Operation Healthcare
February 4, 2002Dr. Frank Ulrich Montgomery, director of the Marburger Bund, says that overworked doctors are a prime concern for his organization and the medical community.
"Everyone knows about the catastrophic working conditions in hospitals and the exhausted doctors, who even after a 30-hour shift are forced to treat patients," he says, but the government has done nothing to improve the situation.
The Marburger Bund wants to change what many doctors have come to regard as a "matter-of-fact" work load. In a highly-publicized action, the association for German doctors has given the government an ultimatum: pass a law regulating doctor’s working hours or else we’ll strike.
Dr. Montgomery justifies the ultimatum by pointing to a law passed by the European Court in October 2000 regulating doctors’ working hours. In the law, the EU says doctors may only work a fair number of hours and that "on-call" time needs to be calculated into the overall work hours.
In Germany, a doctor’s working week consists of his normal working hours (at least 40) plus the hours he has to remain "on-call", ready to run to the hospital and take up his duties whenever an emergency occurs.
In most other European countries such as in France and Denmark, "on call" time is calculated into the doctor’s work week. In Germany this is not the case, even if the doctor spends his on-call time in the hospital.
German hospitals and health insurance providers resist equating on-call time to work hours, because they know that every German doctor would be working far more than 40 hours a week and demanding extensive overtime pay. Most hospitals do not have enough money to pay for overtime, and insurance companies are worried about keeping costs down.
The Marburger Bund, speaking on behalf of 75,000 doctors, urges the government to pass a law regulating work hours to include on-call time, hire 15,000 new doctors to alleviate the work load, and increase hospital budgets by at least one billion euro.
Strike
The Marburger Bund, which is the largest doctor’s association in Germany and Europe, has threatened the government with a Computer Strike if its demands are not met in the next health reform bill scheduled for March.

__________________________________________________

§ **ACTIVITY LIST**
(1) Rewrite the part of the article on German doctors' working hours that opens with the words containing "Dr. Montgomery justifies" and closes with "in the hospital.", replacing "Denmark" with "Austria".
(2) Name every country mentioned in the article on German doctors' working hours.
The entries that follow have no connection to the article on German doctors' working hours.

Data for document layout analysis
__________________________________________________

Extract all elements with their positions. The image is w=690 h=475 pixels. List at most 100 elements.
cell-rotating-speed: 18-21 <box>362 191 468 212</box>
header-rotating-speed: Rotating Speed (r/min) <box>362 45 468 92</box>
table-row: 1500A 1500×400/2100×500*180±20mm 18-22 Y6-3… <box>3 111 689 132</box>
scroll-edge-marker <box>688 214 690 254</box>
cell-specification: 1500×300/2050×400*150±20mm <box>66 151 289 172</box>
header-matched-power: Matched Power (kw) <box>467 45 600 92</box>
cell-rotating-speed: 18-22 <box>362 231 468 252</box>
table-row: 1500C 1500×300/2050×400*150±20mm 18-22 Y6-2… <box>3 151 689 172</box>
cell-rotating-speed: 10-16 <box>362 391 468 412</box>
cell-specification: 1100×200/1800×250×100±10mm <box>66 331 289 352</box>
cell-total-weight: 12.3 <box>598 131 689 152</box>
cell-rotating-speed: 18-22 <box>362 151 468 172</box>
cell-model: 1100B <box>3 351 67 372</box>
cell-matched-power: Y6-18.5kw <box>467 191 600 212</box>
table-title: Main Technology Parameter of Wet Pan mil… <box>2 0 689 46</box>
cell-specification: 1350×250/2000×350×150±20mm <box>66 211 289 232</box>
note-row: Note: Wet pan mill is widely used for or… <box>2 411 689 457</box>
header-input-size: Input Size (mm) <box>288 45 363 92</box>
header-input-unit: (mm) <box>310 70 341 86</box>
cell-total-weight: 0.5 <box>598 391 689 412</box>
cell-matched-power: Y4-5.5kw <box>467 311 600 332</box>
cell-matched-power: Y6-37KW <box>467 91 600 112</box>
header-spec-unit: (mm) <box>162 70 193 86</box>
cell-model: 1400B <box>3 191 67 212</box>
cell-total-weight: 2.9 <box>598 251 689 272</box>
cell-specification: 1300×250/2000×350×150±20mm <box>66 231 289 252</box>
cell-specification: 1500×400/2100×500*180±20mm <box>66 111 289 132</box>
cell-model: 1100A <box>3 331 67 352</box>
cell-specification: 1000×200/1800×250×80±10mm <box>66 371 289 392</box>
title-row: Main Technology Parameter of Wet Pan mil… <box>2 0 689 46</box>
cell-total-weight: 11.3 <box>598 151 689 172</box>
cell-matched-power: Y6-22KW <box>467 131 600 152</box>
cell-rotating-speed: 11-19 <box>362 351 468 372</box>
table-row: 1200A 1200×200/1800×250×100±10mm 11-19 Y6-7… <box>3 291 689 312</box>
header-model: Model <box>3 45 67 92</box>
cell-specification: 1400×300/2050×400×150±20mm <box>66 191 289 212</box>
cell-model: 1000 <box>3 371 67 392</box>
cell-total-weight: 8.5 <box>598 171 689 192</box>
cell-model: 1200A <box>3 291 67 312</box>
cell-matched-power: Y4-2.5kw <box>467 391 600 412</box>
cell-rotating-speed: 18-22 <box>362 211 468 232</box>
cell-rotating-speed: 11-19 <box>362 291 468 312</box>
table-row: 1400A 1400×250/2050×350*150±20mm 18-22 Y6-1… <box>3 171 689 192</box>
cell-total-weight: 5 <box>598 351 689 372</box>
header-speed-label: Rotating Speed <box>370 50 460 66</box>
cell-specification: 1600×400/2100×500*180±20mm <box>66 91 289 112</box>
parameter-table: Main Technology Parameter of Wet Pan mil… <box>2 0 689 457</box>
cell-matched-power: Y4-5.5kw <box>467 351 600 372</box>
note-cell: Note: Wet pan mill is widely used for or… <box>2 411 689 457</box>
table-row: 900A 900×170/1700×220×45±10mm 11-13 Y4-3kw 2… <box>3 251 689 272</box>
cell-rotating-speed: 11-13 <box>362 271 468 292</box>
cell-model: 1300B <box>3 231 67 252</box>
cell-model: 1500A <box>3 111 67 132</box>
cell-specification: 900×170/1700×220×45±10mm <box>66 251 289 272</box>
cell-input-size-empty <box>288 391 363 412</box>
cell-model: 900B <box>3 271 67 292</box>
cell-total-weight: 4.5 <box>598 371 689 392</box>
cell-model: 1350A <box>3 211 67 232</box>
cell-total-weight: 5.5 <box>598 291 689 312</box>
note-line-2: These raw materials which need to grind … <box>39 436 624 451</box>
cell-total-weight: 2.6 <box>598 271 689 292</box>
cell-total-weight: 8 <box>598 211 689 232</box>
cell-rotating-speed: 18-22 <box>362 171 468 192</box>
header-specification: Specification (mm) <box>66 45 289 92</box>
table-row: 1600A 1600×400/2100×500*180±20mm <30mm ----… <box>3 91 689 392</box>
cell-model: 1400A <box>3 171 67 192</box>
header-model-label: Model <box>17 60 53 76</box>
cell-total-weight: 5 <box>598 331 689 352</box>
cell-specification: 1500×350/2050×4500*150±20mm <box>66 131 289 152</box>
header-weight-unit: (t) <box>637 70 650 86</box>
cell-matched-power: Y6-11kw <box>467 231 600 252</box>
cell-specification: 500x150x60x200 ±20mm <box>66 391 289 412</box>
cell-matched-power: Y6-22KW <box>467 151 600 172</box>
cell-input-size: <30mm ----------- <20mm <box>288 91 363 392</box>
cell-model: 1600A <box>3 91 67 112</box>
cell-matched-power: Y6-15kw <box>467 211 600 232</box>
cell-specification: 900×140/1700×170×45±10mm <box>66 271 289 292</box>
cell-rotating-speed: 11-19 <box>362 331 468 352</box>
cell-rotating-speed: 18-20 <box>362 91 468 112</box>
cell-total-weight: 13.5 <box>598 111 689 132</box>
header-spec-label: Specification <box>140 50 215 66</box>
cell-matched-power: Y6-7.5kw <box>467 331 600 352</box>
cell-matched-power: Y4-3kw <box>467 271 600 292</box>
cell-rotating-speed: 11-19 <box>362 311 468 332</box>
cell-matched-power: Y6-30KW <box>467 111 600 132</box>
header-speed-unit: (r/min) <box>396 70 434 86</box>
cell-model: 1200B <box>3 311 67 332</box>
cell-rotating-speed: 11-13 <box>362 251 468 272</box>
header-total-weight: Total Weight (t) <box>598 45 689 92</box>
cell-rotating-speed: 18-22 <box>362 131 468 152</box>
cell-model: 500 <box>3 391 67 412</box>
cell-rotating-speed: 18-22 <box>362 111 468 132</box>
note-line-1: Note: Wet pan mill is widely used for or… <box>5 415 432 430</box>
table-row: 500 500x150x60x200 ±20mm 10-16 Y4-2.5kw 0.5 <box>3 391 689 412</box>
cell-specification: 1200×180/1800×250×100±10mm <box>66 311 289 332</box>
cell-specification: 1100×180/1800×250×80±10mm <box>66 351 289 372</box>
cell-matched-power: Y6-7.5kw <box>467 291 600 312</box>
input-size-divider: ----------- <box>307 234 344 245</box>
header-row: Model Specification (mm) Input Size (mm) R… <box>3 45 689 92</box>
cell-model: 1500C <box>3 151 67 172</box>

__________________________________________________

§ **ANSWERS FOR THE TASKS**
(1)
Dr. Montgomery justifies the ultimatum by pointing to a law passed by the European Court in October 2000 regulating doctors’ working hours. In the law, the EU says doctors may only work a fair number of hours and that "on-call" time needs to be calculated into the overall work hours.
In Germany, a doctor’s working week consists of his normal working hours (at least 40) plus the hours he has to remain "on-call", ready to run to the hospital and take up his duties whenever an emergency occurs.
In most other European countries such as in France and Austria, "on call" time is calculated into the doctor’s work week. In Germany this is not the case, even if the doctor spends his on-call time in the hospital.

(2) Germany, France, Denmark